AVAILABLE DATA —
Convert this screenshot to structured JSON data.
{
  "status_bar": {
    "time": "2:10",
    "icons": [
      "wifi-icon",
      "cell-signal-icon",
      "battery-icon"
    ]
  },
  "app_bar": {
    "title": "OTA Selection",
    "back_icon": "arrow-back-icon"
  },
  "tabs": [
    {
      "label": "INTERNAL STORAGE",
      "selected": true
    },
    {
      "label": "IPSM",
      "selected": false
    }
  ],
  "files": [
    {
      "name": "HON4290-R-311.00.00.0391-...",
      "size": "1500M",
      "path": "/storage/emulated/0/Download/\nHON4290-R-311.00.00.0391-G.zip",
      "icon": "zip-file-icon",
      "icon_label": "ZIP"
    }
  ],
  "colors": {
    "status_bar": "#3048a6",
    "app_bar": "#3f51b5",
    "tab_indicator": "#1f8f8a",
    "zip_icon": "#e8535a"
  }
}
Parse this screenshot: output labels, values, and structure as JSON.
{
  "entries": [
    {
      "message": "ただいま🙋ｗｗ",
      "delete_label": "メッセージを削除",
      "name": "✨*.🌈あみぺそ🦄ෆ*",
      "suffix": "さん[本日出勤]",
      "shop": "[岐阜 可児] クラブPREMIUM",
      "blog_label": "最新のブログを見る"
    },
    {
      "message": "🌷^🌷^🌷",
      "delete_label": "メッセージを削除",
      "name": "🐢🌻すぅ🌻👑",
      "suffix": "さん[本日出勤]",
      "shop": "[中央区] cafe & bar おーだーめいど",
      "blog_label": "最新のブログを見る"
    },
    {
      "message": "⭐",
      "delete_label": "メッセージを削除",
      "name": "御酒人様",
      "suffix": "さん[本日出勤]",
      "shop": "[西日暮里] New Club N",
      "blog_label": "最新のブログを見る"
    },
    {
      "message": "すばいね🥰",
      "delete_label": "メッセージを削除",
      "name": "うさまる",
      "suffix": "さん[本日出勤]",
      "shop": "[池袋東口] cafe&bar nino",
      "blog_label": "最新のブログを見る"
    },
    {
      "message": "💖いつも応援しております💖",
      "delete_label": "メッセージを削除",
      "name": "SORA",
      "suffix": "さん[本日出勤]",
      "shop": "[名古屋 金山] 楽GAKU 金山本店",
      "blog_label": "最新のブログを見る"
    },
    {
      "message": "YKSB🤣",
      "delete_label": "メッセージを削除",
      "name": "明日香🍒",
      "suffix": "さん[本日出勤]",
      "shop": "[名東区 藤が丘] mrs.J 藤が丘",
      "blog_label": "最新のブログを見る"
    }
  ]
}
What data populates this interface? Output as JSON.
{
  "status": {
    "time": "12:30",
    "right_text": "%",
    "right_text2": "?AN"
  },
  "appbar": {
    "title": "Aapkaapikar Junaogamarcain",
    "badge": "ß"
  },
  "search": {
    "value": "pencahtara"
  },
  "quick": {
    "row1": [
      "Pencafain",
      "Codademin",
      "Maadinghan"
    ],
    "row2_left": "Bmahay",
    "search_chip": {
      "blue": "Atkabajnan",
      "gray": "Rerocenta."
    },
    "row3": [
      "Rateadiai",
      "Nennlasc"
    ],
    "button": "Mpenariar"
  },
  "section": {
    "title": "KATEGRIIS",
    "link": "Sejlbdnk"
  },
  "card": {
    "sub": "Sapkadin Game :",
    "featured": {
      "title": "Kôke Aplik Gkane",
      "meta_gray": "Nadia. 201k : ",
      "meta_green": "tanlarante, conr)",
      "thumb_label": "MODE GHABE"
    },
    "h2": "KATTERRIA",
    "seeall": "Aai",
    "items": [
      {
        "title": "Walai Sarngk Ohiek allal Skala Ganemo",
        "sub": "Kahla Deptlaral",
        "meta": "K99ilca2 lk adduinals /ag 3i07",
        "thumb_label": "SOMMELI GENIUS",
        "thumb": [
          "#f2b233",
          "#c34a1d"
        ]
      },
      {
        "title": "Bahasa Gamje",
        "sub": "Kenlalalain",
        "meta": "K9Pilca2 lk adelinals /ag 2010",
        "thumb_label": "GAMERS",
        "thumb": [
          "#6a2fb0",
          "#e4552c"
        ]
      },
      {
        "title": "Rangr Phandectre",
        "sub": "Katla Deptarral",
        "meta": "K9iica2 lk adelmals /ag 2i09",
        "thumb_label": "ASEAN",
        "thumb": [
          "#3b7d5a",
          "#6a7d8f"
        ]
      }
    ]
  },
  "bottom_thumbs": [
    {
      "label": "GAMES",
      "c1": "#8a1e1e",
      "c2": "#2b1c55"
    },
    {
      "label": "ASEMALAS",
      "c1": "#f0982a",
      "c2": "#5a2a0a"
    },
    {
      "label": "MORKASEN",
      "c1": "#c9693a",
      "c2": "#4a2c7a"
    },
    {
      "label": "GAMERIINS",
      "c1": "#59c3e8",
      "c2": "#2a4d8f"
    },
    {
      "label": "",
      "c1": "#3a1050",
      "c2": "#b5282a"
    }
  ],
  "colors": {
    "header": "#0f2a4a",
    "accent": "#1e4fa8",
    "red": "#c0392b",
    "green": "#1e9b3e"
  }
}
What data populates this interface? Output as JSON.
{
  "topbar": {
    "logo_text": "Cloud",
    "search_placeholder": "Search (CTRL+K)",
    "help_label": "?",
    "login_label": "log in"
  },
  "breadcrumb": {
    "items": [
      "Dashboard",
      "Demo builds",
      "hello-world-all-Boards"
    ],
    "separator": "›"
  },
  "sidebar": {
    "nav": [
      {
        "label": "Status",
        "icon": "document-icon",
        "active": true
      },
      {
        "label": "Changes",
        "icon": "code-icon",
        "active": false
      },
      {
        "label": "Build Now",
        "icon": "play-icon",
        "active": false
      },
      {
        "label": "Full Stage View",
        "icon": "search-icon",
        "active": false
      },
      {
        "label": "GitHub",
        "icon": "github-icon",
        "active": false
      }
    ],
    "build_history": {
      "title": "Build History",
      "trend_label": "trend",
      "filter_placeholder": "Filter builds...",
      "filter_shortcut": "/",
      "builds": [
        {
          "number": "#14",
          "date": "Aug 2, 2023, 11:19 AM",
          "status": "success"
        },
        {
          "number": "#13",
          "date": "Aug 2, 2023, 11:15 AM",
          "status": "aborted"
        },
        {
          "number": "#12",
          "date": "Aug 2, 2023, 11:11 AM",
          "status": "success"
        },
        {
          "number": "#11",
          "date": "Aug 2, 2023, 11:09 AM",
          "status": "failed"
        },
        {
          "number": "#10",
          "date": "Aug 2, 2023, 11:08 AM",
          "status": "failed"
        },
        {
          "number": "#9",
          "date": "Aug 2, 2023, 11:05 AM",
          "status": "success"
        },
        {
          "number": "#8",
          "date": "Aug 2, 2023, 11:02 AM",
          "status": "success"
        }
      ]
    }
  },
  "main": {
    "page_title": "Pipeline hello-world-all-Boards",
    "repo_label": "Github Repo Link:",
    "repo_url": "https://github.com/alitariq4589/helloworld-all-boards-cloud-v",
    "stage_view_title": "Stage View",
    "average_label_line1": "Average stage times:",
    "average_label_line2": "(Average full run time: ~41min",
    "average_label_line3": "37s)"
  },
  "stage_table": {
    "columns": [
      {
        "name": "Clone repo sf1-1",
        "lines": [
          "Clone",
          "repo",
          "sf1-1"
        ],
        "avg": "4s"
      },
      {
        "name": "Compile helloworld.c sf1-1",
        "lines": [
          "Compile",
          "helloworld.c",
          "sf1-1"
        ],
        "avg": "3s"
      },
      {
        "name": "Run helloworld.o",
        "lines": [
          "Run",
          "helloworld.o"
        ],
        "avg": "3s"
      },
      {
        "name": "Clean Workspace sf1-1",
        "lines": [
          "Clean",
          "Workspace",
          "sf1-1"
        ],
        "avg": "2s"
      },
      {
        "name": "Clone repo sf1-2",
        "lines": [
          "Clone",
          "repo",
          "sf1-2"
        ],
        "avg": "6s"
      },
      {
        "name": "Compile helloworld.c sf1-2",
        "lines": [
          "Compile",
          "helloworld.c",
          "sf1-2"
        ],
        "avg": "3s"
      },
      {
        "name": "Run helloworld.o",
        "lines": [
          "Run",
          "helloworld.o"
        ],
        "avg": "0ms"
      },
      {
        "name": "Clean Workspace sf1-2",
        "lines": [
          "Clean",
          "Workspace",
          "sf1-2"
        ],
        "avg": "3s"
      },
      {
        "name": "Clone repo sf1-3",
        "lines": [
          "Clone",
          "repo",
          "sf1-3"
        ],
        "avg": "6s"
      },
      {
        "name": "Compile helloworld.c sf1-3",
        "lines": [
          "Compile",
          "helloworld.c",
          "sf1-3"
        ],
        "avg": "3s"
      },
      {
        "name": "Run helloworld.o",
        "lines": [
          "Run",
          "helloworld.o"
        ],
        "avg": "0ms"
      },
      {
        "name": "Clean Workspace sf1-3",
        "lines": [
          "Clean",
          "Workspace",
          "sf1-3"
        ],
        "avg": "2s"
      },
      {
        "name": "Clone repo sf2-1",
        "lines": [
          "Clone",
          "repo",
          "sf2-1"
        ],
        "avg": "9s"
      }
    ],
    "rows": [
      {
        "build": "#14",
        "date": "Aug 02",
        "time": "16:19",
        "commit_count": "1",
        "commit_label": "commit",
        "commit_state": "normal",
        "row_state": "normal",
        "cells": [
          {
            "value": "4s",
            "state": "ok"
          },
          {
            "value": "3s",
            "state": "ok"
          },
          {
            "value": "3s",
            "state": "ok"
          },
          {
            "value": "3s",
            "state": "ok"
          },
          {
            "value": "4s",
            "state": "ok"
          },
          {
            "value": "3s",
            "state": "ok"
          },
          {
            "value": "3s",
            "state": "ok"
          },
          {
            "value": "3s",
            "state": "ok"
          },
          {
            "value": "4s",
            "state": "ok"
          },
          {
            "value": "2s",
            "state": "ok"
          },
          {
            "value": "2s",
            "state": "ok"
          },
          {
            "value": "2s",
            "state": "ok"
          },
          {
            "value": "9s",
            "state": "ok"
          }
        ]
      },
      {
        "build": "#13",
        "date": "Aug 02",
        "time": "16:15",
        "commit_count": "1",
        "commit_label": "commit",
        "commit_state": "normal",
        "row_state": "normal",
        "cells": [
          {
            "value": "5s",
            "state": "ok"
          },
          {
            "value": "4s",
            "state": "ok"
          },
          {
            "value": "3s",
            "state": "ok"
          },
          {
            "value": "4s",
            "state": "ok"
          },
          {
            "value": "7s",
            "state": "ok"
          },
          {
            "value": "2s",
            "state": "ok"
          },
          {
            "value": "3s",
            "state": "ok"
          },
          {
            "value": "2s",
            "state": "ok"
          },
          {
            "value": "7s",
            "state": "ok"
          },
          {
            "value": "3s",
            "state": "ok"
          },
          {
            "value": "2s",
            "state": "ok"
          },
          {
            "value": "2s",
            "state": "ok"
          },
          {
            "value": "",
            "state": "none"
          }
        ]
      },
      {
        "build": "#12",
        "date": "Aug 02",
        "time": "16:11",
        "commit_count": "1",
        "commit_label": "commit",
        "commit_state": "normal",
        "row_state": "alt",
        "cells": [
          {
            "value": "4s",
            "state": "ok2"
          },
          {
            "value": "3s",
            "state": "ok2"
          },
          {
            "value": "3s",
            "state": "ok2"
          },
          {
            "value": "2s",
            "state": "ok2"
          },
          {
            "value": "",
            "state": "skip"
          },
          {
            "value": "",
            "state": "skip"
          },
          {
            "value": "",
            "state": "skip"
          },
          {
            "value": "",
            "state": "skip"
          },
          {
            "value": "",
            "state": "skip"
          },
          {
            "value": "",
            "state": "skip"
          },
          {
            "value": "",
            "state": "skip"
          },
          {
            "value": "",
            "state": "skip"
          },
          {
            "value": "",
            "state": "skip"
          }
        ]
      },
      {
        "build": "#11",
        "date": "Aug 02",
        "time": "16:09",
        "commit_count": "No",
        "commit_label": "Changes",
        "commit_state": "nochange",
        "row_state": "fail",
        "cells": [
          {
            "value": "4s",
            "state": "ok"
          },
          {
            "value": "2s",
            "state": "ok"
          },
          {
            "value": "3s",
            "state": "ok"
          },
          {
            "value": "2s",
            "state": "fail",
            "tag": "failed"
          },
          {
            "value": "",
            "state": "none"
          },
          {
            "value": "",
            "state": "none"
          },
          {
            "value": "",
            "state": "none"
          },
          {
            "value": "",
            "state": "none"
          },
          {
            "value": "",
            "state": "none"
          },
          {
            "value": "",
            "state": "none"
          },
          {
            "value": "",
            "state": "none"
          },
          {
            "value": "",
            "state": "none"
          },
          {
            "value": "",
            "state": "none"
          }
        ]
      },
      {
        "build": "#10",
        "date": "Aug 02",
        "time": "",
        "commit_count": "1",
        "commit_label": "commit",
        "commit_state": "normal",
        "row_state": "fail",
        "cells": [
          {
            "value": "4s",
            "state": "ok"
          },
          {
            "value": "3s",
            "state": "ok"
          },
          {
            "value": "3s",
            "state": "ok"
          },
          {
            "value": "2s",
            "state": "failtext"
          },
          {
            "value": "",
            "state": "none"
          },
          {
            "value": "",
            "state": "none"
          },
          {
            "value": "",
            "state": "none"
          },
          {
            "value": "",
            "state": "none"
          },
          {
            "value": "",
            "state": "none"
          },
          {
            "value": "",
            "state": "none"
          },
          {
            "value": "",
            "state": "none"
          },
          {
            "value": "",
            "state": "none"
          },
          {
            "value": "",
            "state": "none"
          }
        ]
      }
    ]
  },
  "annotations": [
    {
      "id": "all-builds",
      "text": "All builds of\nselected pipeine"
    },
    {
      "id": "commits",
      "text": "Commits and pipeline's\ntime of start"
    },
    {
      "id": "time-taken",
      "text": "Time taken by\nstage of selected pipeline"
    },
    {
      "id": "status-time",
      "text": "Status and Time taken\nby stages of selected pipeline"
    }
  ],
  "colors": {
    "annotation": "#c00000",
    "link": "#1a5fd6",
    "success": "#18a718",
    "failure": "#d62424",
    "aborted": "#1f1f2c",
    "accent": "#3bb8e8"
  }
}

PROBLEM DETAILS — Identify the lines that hold the word "screenshot". Copy every one of them.

TASK RESPONSE —
Convert this screenshot to structured JSON data.
Parse this screenshot: output labels, values, and structure as JSON.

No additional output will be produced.